┌──

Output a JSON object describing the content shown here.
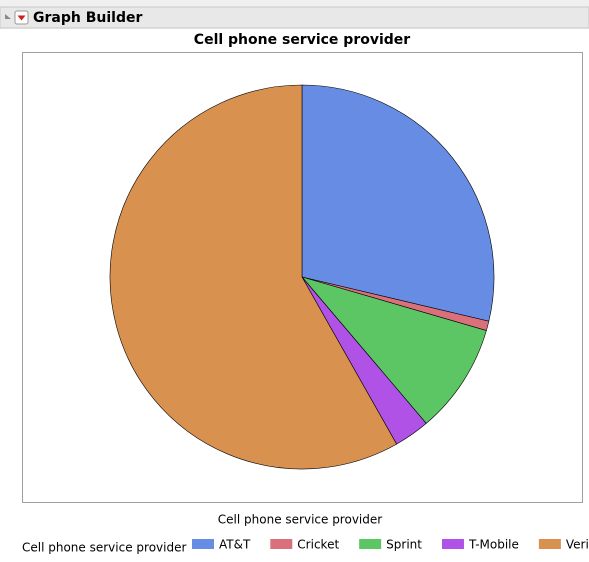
{
  "header": {
    "title": "Graph Builder"
  },
  "chart_data": {
    "type": "pie",
    "title": "Cell phone service provider",
    "x_label": "Cell phone service provider",
    "legend_title": "Cell phone service provider",
    "categories": [
      "AT&T",
      "Cricket",
      "Sprint",
      "T-Mobile",
      "Verizon"
    ],
    "values": [
      28.7,
      0.8,
      9.3,
      3.0,
      58.2
    ],
    "colors": [
      "#678ce3",
      "#d9707b",
      "#5cc665",
      "#b152e7",
      "#d9914f"
    ]
  }
}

└──

Exercise directions: Pull out each line of the records holding the string "phone".

Exercise result:
    "title": "Cell phone service provider",
    "x_label": "Cell phone service provider",
    "legend_title": "Cell phone service provider",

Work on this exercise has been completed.